SET PROBLEM: Without the pictures, reproduce the records that follow exactly.
+ + +
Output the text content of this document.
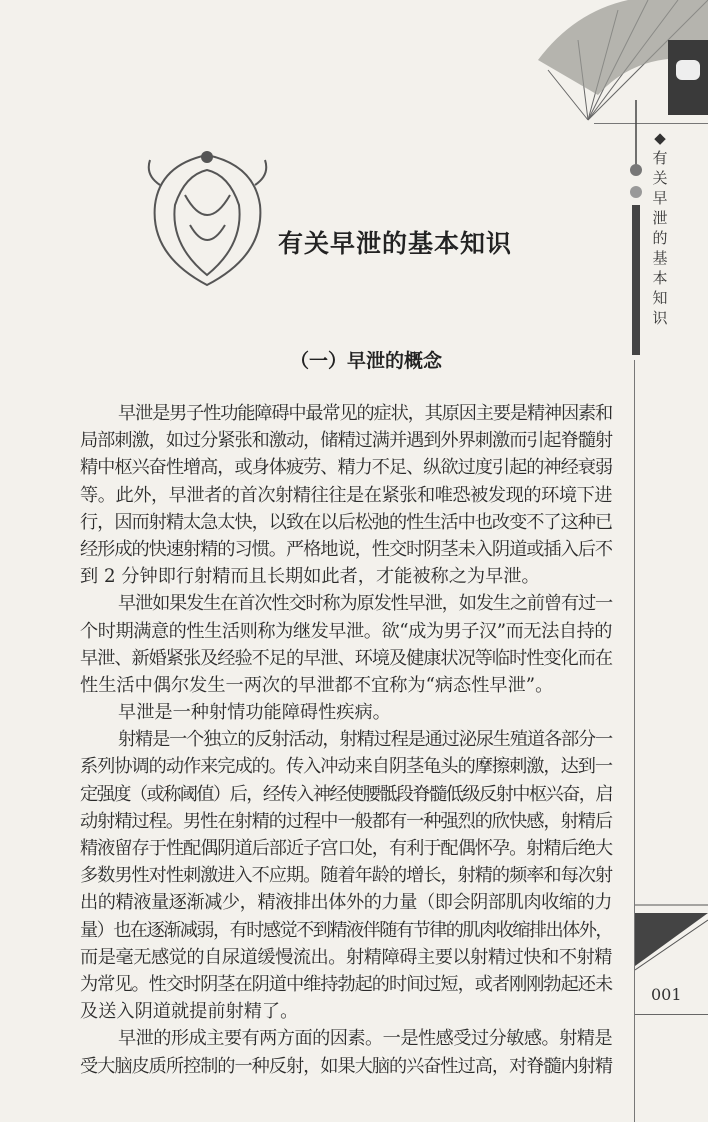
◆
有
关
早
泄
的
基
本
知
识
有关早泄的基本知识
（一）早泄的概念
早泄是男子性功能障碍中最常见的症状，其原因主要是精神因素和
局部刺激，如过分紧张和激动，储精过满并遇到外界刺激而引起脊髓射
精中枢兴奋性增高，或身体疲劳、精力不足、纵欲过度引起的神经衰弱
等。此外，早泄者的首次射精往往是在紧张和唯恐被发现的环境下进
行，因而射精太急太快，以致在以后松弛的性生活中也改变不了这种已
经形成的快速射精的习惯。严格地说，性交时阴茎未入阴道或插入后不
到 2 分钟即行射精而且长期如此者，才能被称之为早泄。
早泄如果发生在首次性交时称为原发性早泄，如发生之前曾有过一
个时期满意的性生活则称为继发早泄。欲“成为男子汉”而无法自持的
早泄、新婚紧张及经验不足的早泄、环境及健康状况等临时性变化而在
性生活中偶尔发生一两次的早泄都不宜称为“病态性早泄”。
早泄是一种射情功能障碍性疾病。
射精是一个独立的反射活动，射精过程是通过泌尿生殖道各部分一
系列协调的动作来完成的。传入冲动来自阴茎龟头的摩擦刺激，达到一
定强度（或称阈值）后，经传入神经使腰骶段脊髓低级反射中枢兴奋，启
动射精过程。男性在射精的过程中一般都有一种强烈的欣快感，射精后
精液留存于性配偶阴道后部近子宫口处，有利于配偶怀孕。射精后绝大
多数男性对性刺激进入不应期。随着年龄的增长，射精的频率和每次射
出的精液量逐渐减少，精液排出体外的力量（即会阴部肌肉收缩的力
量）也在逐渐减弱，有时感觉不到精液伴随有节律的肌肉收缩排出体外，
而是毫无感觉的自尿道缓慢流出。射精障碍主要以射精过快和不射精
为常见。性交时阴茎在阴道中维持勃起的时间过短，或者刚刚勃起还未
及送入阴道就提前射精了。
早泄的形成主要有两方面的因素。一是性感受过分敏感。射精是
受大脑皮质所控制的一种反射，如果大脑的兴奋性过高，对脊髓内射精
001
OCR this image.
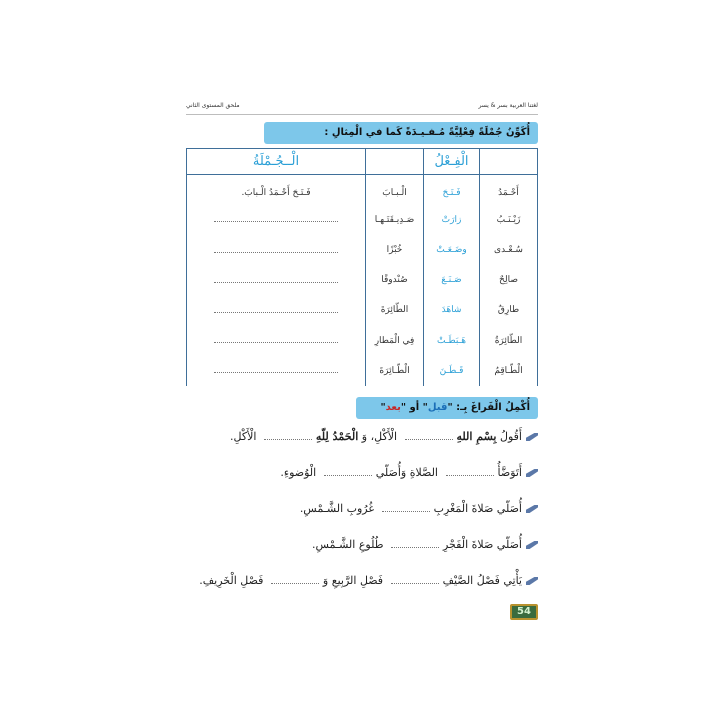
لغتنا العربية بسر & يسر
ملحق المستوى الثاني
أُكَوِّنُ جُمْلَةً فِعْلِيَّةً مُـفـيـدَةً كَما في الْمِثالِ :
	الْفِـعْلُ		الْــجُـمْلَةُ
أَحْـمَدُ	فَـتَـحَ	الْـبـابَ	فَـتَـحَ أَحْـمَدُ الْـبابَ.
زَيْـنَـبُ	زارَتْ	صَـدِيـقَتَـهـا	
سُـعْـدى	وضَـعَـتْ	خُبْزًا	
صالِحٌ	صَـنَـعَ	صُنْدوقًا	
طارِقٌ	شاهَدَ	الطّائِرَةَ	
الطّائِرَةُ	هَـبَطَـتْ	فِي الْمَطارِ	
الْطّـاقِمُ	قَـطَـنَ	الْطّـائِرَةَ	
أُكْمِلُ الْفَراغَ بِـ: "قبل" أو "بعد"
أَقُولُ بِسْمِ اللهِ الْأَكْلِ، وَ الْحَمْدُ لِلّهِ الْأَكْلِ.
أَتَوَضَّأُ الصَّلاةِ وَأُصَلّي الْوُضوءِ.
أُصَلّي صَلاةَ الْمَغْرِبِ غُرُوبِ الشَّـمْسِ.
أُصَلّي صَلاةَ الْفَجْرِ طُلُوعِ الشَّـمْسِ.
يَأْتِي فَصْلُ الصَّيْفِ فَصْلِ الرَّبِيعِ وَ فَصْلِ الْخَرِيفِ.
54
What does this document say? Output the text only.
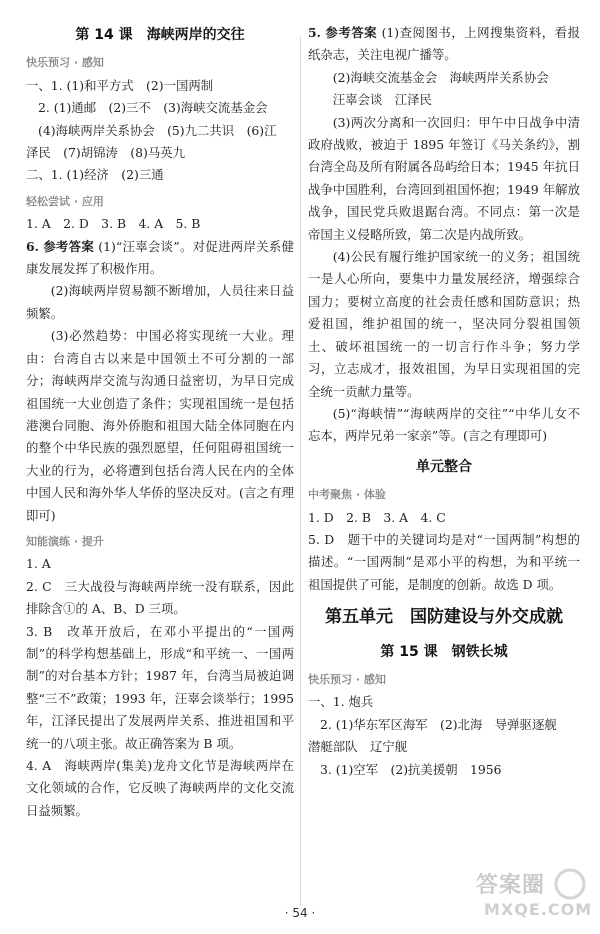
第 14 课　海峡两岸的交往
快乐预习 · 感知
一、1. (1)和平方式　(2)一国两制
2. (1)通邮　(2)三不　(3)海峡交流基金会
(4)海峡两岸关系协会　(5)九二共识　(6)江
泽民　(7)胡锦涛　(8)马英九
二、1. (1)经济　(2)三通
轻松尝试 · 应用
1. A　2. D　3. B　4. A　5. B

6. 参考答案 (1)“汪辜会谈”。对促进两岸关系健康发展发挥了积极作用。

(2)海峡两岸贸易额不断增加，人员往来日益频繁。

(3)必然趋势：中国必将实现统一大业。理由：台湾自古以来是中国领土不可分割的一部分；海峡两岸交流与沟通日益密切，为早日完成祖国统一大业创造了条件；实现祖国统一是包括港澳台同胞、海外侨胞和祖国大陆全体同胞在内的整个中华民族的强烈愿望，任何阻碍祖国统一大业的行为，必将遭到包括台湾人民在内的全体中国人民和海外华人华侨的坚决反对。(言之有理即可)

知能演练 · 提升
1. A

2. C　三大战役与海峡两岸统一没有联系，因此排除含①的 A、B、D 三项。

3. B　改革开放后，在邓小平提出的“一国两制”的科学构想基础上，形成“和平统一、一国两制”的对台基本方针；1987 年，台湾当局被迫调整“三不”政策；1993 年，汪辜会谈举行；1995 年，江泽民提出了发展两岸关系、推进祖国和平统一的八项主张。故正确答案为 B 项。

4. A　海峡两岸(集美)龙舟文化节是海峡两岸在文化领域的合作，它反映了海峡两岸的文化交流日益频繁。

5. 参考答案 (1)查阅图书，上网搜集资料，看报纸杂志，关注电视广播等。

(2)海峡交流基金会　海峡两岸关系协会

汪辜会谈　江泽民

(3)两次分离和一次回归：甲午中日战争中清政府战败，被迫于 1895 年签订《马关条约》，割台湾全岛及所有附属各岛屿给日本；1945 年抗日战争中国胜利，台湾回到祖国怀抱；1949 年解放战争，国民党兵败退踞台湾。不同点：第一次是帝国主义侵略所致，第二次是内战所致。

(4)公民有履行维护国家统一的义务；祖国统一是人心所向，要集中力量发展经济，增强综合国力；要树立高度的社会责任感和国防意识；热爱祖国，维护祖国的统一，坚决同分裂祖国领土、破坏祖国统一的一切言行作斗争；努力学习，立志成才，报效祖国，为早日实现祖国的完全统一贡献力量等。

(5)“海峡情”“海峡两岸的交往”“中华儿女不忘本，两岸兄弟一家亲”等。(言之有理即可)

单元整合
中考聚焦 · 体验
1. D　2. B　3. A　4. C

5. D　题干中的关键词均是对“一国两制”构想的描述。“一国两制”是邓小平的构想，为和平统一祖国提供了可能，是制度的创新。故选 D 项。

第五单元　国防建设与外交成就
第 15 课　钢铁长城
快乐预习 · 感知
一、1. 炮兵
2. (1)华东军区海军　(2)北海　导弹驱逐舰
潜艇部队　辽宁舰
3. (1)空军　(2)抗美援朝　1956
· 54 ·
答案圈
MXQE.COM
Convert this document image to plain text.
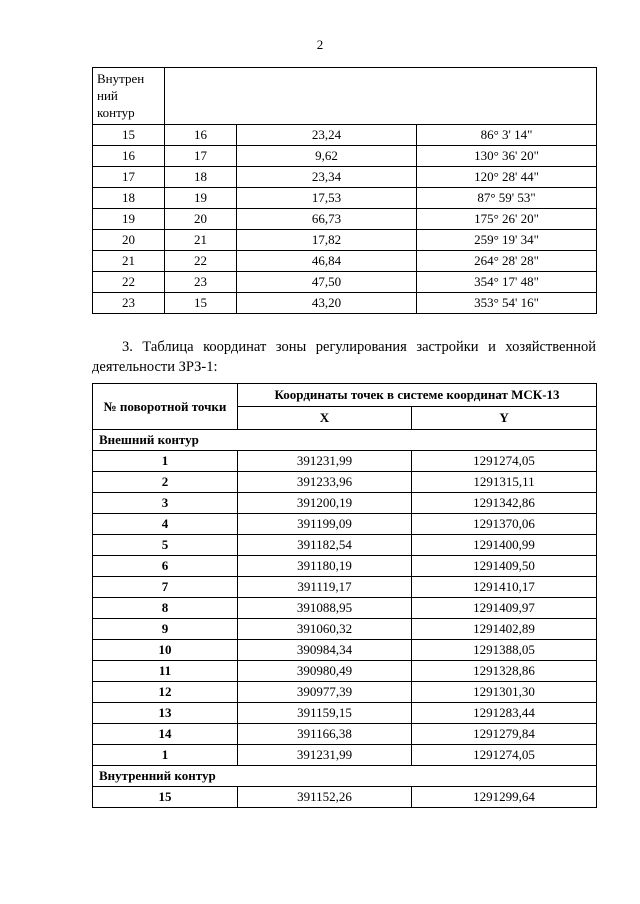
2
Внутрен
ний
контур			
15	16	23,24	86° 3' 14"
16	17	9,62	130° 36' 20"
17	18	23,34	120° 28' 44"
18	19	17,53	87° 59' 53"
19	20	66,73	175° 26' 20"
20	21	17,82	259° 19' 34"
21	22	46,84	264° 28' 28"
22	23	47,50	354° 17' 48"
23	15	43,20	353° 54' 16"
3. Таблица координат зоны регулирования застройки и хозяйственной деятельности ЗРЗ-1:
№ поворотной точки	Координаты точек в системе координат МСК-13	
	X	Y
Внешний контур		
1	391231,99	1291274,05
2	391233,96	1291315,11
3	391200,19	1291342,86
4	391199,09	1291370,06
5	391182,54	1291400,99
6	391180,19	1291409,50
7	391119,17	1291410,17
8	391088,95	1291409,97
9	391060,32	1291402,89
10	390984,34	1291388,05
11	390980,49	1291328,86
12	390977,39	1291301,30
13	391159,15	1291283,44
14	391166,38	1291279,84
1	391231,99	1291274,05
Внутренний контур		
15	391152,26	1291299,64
+ + +
RESULT OF THIS TASK:
Output the text content of this document.
◆
有
关
早
泄
的
基
本
知
识
有关早泄的基本知识
（一）早泄的概念
早泄是男子性功能障碍中最常见的症状，其原因主要是精神因素和
局部刺激，如过分紧张和激动，储精过满并遇到外界刺激而引起脊髓射
精中枢兴奋性增高，或身体疲劳、精力不足、纵欲过度引起的神经衰弱
等。此外，早泄者的首次射精往往是在紧张和唯恐被发现的环境下进
行，因而射精太急太快，以致在以后松弛的性生活中也改变不了这种已
经形成的快速射精的习惯。严格地说，性交时阴茎未入阴道或插入后不
到 2 分钟即行射精而且长期如此者，才能被称之为早泄。
早泄如果发生在首次性交时称为原发性早泄，如发生之前曾有过一
个时期满意的性生活则称为继发早泄。欲“成为男子汉”而无法自持的
早泄、新婚紧张及经验不足的早泄、环境及健康状况等临时性变化而在
性生活中偶尔发生一两次的早泄都不宜称为“病态性早泄”。
早泄是一种射情功能障碍性疾病。
射精是一个独立的反射活动，射精过程是通过泌尿生殖道各部分一
系列协调的动作来完成的。传入冲动来自阴茎龟头的摩擦刺激，达到一
定强度（或称阈值）后，经传入神经使腰骶段脊髓低级反射中枢兴奋，启
动射精过程。男性在射精的过程中一般都有一种强烈的欣快感，射精后
精液留存于性配偶阴道后部近子宫口处，有利于配偶怀孕。射精后绝大
多数男性对性刺激进入不应期。随着年龄的增长，射精的频率和每次射
出的精液量逐渐减少，精液排出体外的力量（即会阴部肌肉收缩的力
量）也在逐渐减弱，有时感觉不到精液伴随有节律的肌肉收缩排出体外，
而是毫无感觉的自尿道缓慢流出。射精障碍主要以射精过快和不射精
为常见。性交时阴茎在阴道中维持勃起的时间过短，或者刚刚勃起还未
及送入阴道就提前射精了。
早泄的形成主要有两方面的因素。一是性感受过分敏感。射精是
受大脑皮质所控制的一种反射，如果大脑的兴奋性过高，对脊髓内射精
001
OCR this image.
لغتنا العربية بسر & يسر
ملحق المستوى الثاني
أُكَوِّنُ جُمْلَةً فِعْلِيَّةً مُـفـيـدَةً كَما في الْمِثالِ :
	الْفِـعْلُ		الْــجُـمْلَةُ
أَحْـمَدُ	فَـتَـحَ	الْـبـابَ	فَـتَـحَ أَحْـمَدُ الْـبابَ.
زَيْـنَـبُ	زارَتْ	صَـدِيـقَتَـهـا	
سُـعْـدى	وضَـعَـتْ	خُبْزًا	
صالِحٌ	صَـنَـعَ	صُنْدوقًا	
طارِقٌ	شاهَدَ	الطّائِرَةَ	
الطّائِرَةُ	هَـبَطَـتْ	فِي الْمَطارِ	
الْطّـاقِمُ	قَـطَـنَ	الْطّـائِرَةَ	
أُكْمِلُ الْفَراغَ بِـ: "قبل" أو "بعد"
أَقُولُ بِسْمِ اللهِ الْأَكْلِ، وَ الْحَمْدُ لِلّهِ الْأَكْلِ.
أَتَوَضَّأُ الصَّلاةِ وَأُصَلّي الْوُضوءِ.
أُصَلّي صَلاةَ الْمَغْرِبِ غُرُوبِ الشَّـمْسِ.
أُصَلّي صَلاةَ الْفَجْرِ طُلُوعِ الشَّـمْسِ.
يَأْتِي فَصْلُ الصَّيْفِ فَصْلِ الرَّبِيعِ وَ فَصْلِ الْخَرِيفِ.
54
What does this document say? Output the text only.
第 14 课　海峡两岸的交往
快乐预习 · 感知
一、1. (1)和平方式　(2)一国两制
2. (1)通邮　(2)三不　(3)海峡交流基金会
(4)海峡两岸关系协会　(5)九二共识　(6)江
泽民　(7)胡锦涛　(8)马英九
二、1. (1)经济　(2)三通
轻松尝试 · 应用
1. A　2. D　3. B　4. A　5. B

6. 参考答案 (1)“汪辜会谈”。对促进两岸关系健康发展发挥了积极作用。

(2)海峡两岸贸易额不断增加，人员往来日益频繁。

(3)必然趋势：中国必将实现统一大业。理由：台湾自古以来是中国领土不可分割的一部分；海峡两岸交流与沟通日益密切，为早日完成祖国统一大业创造了条件；实现祖国统一是包括港澳台同胞、海外侨胞和祖国大陆全体同胞在内的整个中华民族的强烈愿望，任何阻碍祖国统一大业的行为，必将遭到包括台湾人民在内的全体中国人民和海外华人华侨的坚决反对。(言之有理即可)

知能演练 · 提升
1. A

2. C　三大战役与海峡两岸统一没有联系，因此排除含①的 A、B、D 三项。

3. B　改革开放后，在邓小平提出的“一国两制”的科学构想基础上，形成“和平统一、一国两制”的对台基本方针；1987 年，台湾当局被迫调整“三不”政策；1993 年，汪辜会谈举行；1995 年，江泽民提出了发展两岸关系、推进祖国和平统一的八项主张。故正确答案为 B 项。

4. A　海峡两岸(集美)龙舟文化节是海峡两岸在文化领域的合作，它反映了海峡两岸的文化交流日益频繁。

5. 参考答案 (1)查阅图书，上网搜集资料，看报纸杂志，关注电视广播等。

(2)海峡交流基金会　海峡两岸关系协会

汪辜会谈　江泽民

(3)两次分离和一次回归：甲午中日战争中清政府战败，被迫于 1895 年签订《马关条约》，割台湾全岛及所有附属各岛屿给日本；1945 年抗日战争中国胜利，台湾回到祖国怀抱；1949 年解放战争，国民党兵败退踞台湾。不同点：第一次是帝国主义侵略所致，第二次是内战所致。

(4)公民有履行维护国家统一的义务；祖国统一是人心所向，要集中力量发展经济，增强综合国力；要树立高度的社会责任感和国防意识；热爱祖国，维护祖国的统一，坚决同分裂祖国领土、破坏祖国统一的一切言行作斗争；努力学习，立志成才，报效祖国，为早日实现祖国的完全统一贡献力量等。

(5)“海峡情”“海峡两岸的交往”“中华儿女不忘本，两岸兄弟一家亲”等。(言之有理即可)

单元整合
中考聚焦 · 体验
1. D　2. B　3. A　4. C

5. D　题干中的关键词均是对“一国两制”构想的描述。“一国两制”是邓小平的构想，为和平统一祖国提供了可能，是制度的创新。故选 D 项。

第五单元　国防建设与外交成就
第 15 课　钢铁长城
快乐预习 · 感知
一、1. 炮兵
2. (1)华东军区海军　(2)北海　导弹驱逐舰
潜艇部队　辽宁舰
3. (1)空军　(2)抗美援朝　1956
· 54 ·
答案圈
MXQE.COM
Convert this document image to plain text.
2
Внутрен
ний
контур			
15	16	23,24	86° 3' 14"
16	17	9,62	130° 36' 20"
17	18	23,34	120° 28' 44"
18	19	17,53	87° 59' 53"
19	20	66,73	175° 26' 20"
20	21	17,82	259° 19' 34"
21	22	46,84	264° 28' 28"
22	23	47,50	354° 17' 48"
23	15	43,20	353° 54' 16"
3. Таблица координат зоны регулирования застройки и хозяйственной деятельности ЗРЗ-1:
№ поворотной точки	Координаты точек в системе координат МСК-13	
	X	Y
Внешний контур		
1	391231,99	1291274,05
2	391233,96	1291315,11
3	391200,19	1291342,86
4	391199,09	1291370,06
5	391182,54	1291400,99
6	391180,19	1291409,50
7	391119,17	1291410,17
8	391088,95	1291409,97
9	391060,32	1291402,89
10	390984,34	1291388,05
11	390980,49	1291328,86
12	390977,39	1291301,30
13	391159,15	1291283,44
14	391166,38	1291279,84
1	391231,99	1291274,05
Внутренний контур		
15	391152,26	1291299,64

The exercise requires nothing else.